Find each line of the entries with the string "JSON", please, and copy it.

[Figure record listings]
※

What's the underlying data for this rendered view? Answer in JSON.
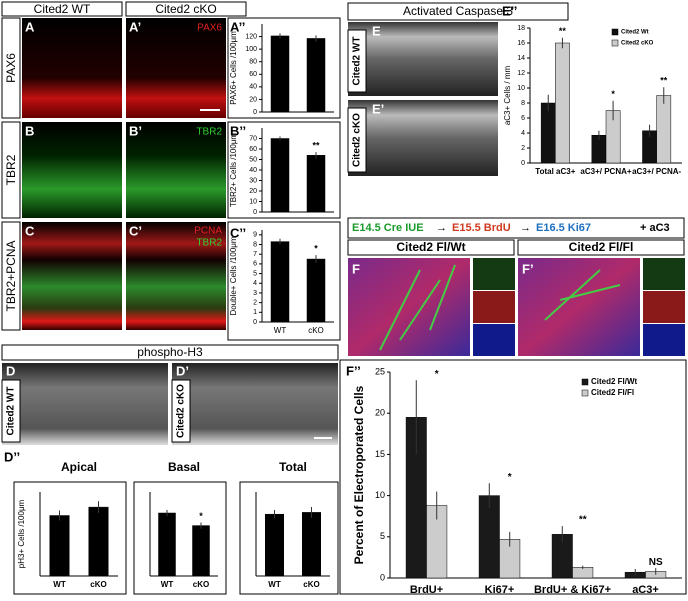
{
  "figure": {
    "columns": [
      "Cited2 WT",
      "Cited2 cKO"
    ],
    "rows": [
      "PAX6",
      "TBR2",
      "TBR2+PCNA"
    ],
    "letters": [
      "A",
      "A’",
      "B",
      "B’",
      "C",
      "C’"
    ],
    "markers": [
      "PAX6",
      "TBR2",
      "PCNA",
      "TBR2"
    ],
    "d": {
      "title": "phospho-H3",
      "letters": [
        "D",
        "D’"
      ],
      "labels": [
        "Cited2 WT",
        "Cited2 cKO"
      ]
    },
    "e": {
      "title": "Activated Caspase 3",
      "letters": [
        "E",
        "E’"
      ],
      "labels": [
        "Cited2 WT",
        "Cited2 cKO"
      ]
    },
    "timeline": [
      "E14.5 Cre IUE",
      "E15.5 BrdU",
      "E16.5 Ki67",
      "+ aC3"
    ],
    "f": {
      "headers": [
        "Cited2 Fl/Wt",
        "Cited2 Fl/Fl"
      ],
      "letters": [
        "F",
        "F’"
      ]
    }
  },
  "chart_data": [
    {
      "type": "bar",
      "label": "A’’",
      "ylabel": "PAX6+ Cells /100μm",
      "categories": [
        null,
        null
      ],
      "values": [
        121,
        117
      ],
      "errors": [
        4,
        5
      ],
      "color": "#000000",
      "ylim": [
        0,
        140
      ],
      "yticks": [
        0,
        20,
        40,
        60,
        80,
        100,
        120
      ],
      "annotations": [
        null,
        null
      ]
    },
    {
      "type": "bar",
      "label": "B’’",
      "ylabel": "TBR2+ Cells /100μm",
      "categories": [
        null,
        null
      ],
      "values": [
        70,
        54
      ],
      "errors": [
        2,
        3
      ],
      "color": "#000000",
      "ylim": [
        0,
        80
      ],
      "yticks": [
        0,
        10,
        20,
        30,
        40,
        50,
        60,
        70
      ],
      "annotations": [
        null,
        "**"
      ]
    },
    {
      "type": "bar",
      "label": "C’’",
      "ylabel": "Double+ Cells /100μm",
      "categories": [
        "WT",
        "cKO"
      ],
      "values": [
        8.3,
        6.5
      ],
      "errors": [
        0.3,
        0.4
      ],
      "color": "#000000",
      "ylim": [
        0,
        9.5
      ],
      "yticks": [
        0,
        1,
        2,
        3,
        4,
        5,
        6,
        7,
        8,
        9
      ],
      "annotations": [
        null,
        "*"
      ]
    },
    {
      "type": "bar",
      "label": "E’’",
      "ylabel": "aC3+ Cells / mm",
      "categories": [
        "Total aC3+",
        "aC3+/ PCNA+",
        "aC3+/ PCNA-"
      ],
      "series": [
        {
          "name": "Cited2 Wt",
          "color": "#111111",
          "values": [
            8,
            3.7,
            4.3
          ],
          "errors": [
            1.1,
            0.6,
            0.8
          ]
        },
        {
          "name": "Cited2 cKO",
          "color": "#cccccc",
          "values": [
            16,
            7,
            9
          ],
          "errors": [
            0.7,
            1.3,
            1.1
          ]
        }
      ],
      "ylim": [
        0,
        18
      ],
      "yticks": [
        0,
        2,
        4,
        6,
        8,
        10,
        12,
        14,
        16,
        18
      ],
      "annotations": [
        "**",
        "*",
        "**"
      ],
      "legend": "top-right"
    },
    {
      "type": "bar",
      "label": "D’’",
      "title": "Apical",
      "ylabel": "pH3+ Cells /100μm",
      "categories": [
        "WT",
        "cKO"
      ],
      "values": [
        72,
        82
      ],
      "errors": [
        6,
        7
      ],
      "color": "#000000",
      "ylim": [
        0,
        100
      ],
      "annotations": [
        null,
        null
      ]
    },
    {
      "type": "bar",
      "title": "Basal",
      "categories": [
        "WT",
        "cKO"
      ],
      "values": [
        30,
        24
      ],
      "errors": [
        1.5,
        1.5
      ],
      "color": "#000000",
      "ylim": [
        0,
        40
      ],
      "annotations": [
        null,
        "*"
      ]
    },
    {
      "type": "bar",
      "title": "Total",
      "categories": [
        "WT",
        "cKO"
      ],
      "values": [
        103,
        106
      ],
      "errors": [
        7,
        9
      ],
      "color": "#000000",
      "ylim": [
        0,
        140
      ],
      "annotations": [
        null,
        null
      ]
    },
    {
      "type": "bar",
      "label": "F’’",
      "ylabel": "Percent of Electroporated Cells",
      "categories": [
        "BrdU+",
        "Ki67+",
        "BrdU+ & Ki67+",
        "aC3+"
      ],
      "series": [
        {
          "name": "Cited2 Fl/Wt",
          "color": "#1a1a1a",
          "values": [
            19.5,
            10,
            5.3,
            0.7
          ],
          "errors": [
            4.5,
            1.5,
            1,
            0.4
          ]
        },
        {
          "name": "Cited2 Fl/Fl",
          "color": "#cccccc",
          "values": [
            8.8,
            4.7,
            1.3,
            0.8
          ],
          "errors": [
            1.7,
            0.9,
            0.2,
            0.4
          ]
        }
      ],
      "ylim": [
        0,
        25
      ],
      "yticks": [
        0,
        5,
        10,
        15,
        20,
        25
      ],
      "annotations": [
        "*",
        "*",
        "**",
        "NS"
      ],
      "legend": "top-right"
    }
  ]
}
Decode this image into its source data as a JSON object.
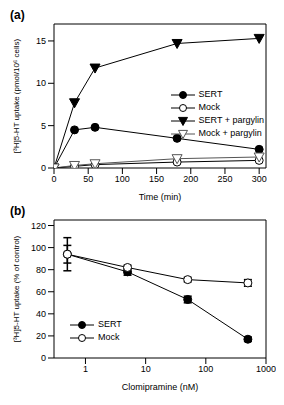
{
  "chart_data": [
    {
      "type": "line",
      "title": "(a)",
      "x_label": "Time (min)",
      "y_label": "[³H]5-HT uptake (pmol/10⁶ cells)",
      "x": [
        0,
        30,
        60,
        180,
        300
      ],
      "xlim": [
        0,
        310
      ],
      "xticks": [
        0,
        50,
        100,
        150,
        200,
        250,
        300
      ],
      "ylim": [
        0,
        17
      ],
      "yticks": [
        0,
        5,
        10,
        15
      ],
      "legend": "right",
      "series": [
        {
          "name": "SERT",
          "color": "#000000",
          "marker": "filled_circle",
          "values": [
            0,
            4.5,
            4.8,
            3.5,
            2.2
          ]
        },
        {
          "name": "Mock",
          "color": "#000000",
          "marker": "open_circle",
          "values": [
            0,
            0.2,
            0.4,
            0.7,
            0.9
          ]
        },
        {
          "name": "SERT + pargylin",
          "color": "#000000",
          "marker": "filled_triangle_down",
          "values": [
            0,
            7.7,
            11.8,
            14.7,
            15.3
          ]
        },
        {
          "name": "Mock + pargylin",
          "color": "#555555",
          "marker": "open_triangle_down",
          "values": [
            0,
            0.3,
            0.5,
            1.1,
            1.3
          ]
        }
      ]
    },
    {
      "type": "line",
      "title": "(b)",
      "x_label": "Clomipramine (nM)",
      "y_label": "[³H]5-HT uptake (% of control)",
      "log": "x",
      "x": [
        0.5,
        5,
        50,
        500
      ],
      "xlim": [
        0.3,
        1000
      ],
      "xticks": [
        1,
        10,
        100,
        1000
      ],
      "ylim": [
        0,
        125
      ],
      "yticks": [
        0,
        20,
        40,
        60,
        80,
        100,
        120
      ],
      "legend": "lower left",
      "series": [
        {
          "name": "SERT",
          "color": "#000000",
          "marker": "filled_circle",
          "values": [
            94,
            78,
            53,
            17
          ],
          "error": [
            15,
            3,
            3,
            2
          ]
        },
        {
          "name": "Mock",
          "color": "#000000",
          "marker": "open_circle",
          "values": [
            94,
            82,
            71,
            68
          ],
          "error": [
            8,
            2,
            2,
            3
          ]
        }
      ]
    }
  ]
}
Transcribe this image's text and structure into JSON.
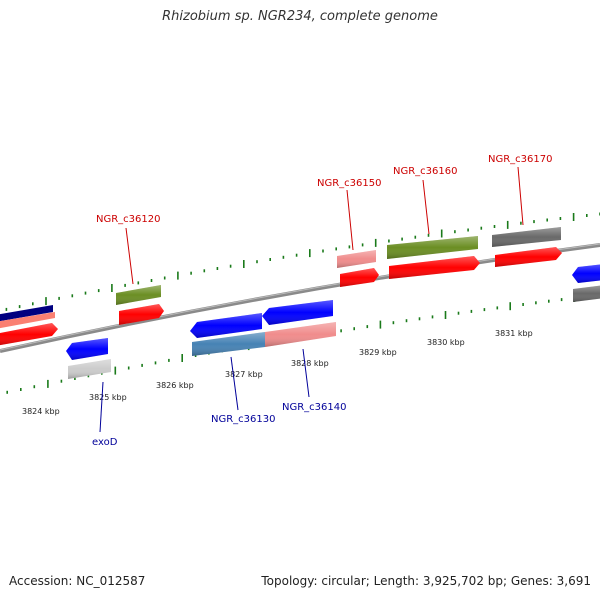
{
  "title": "Rhizobium sp. NGR234, complete genome",
  "footer": {
    "accession": "Accession: NC_012587",
    "topology": "Topology: circular; Length: 3,925,702 bp; Genes: 3,691"
  },
  "scale_labels": [
    "3824 kbp",
    "3825 kbp",
    "3826 kbp",
    "3827 kbp",
    "3828 kbp",
    "3829 kbp",
    "3830 kbp",
    "3831 kbp"
  ],
  "colors": {
    "backbone": "#8a8a8a",
    "red_label": "#cc0000",
    "blue_label": "#000099",
    "red_gene": "#ff0000",
    "pink_gene": "#f08c8c",
    "olive_gene": "#6b8e23",
    "gray_gene": "#696969",
    "blue_gene": "#0000ff",
    "steel_gene": "#4682b4",
    "light_gray_gene": "#cccccc",
    "navy_gene": "#000080",
    "salmon_gene": "#fa8072",
    "tick": "#1a7a1a"
  },
  "gene_labels": {
    "NGR_c36120": "NGR_c36120",
    "NGR_c36150": "NGR_c36150",
    "NGR_c36160": "NGR_c36160",
    "NGR_c36170": "NGR_c36170",
    "NGR_c36130": "NGR_c36130",
    "NGR_c36140": "NGR_c36140",
    "exoD": "exoD"
  }
}
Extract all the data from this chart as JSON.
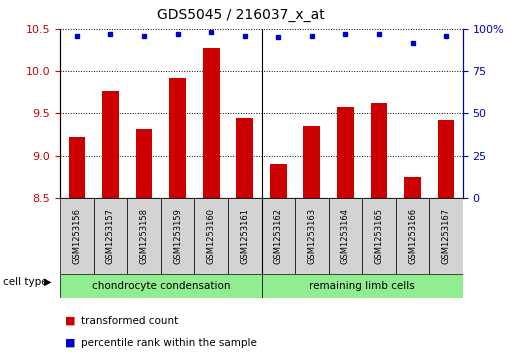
{
  "title": "GDS5045 / 216037_x_at",
  "samples": [
    "GSM1253156",
    "GSM1253157",
    "GSM1253158",
    "GSM1253159",
    "GSM1253160",
    "GSM1253161",
    "GSM1253162",
    "GSM1253163",
    "GSM1253164",
    "GSM1253165",
    "GSM1253166",
    "GSM1253167"
  ],
  "transformed_count": [
    9.22,
    9.77,
    9.32,
    9.92,
    10.28,
    9.45,
    8.9,
    9.35,
    9.58,
    9.62,
    8.75,
    9.42
  ],
  "percentile_rank": [
    96,
    97,
    96,
    97,
    98,
    96,
    95,
    96,
    97,
    97,
    92,
    96
  ],
  "ylim_left": [
    8.5,
    10.5
  ],
  "ylim_right": [
    0,
    100
  ],
  "yticks_left": [
    8.5,
    9.0,
    9.5,
    10.0,
    10.5
  ],
  "yticks_right": [
    0,
    25,
    50,
    75,
    100
  ],
  "ytick_labels_right": [
    "0",
    "25",
    "50",
    "75",
    "100%"
  ],
  "bar_color": "#cc0000",
  "dot_color": "#0000cc",
  "cell_types": [
    {
      "label": "chondrocyte condensation",
      "count": 6,
      "color": "#90ee90"
    },
    {
      "label": "remaining limb cells",
      "count": 6,
      "color": "#90ee90"
    }
  ],
  "cell_type_label": "cell type",
  "legend_items": [
    {
      "label": "transformed count",
      "color": "#cc0000"
    },
    {
      "label": "percentile rank within the sample",
      "color": "#0000cc"
    }
  ],
  "title_fontsize": 10,
  "tick_fontsize": 8,
  "bar_width": 0.5,
  "sample_box_color": "#d3d3d3",
  "separator_idx": 6
}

※

-- ANSWER TO THIS TASK --
What's the underlying data for this rendered view? Answer in JSON.
Decode this image into its source data as a JSON object.
Transcribe this image's text and structure into JSON.
Extract all the data from this chart as JSON.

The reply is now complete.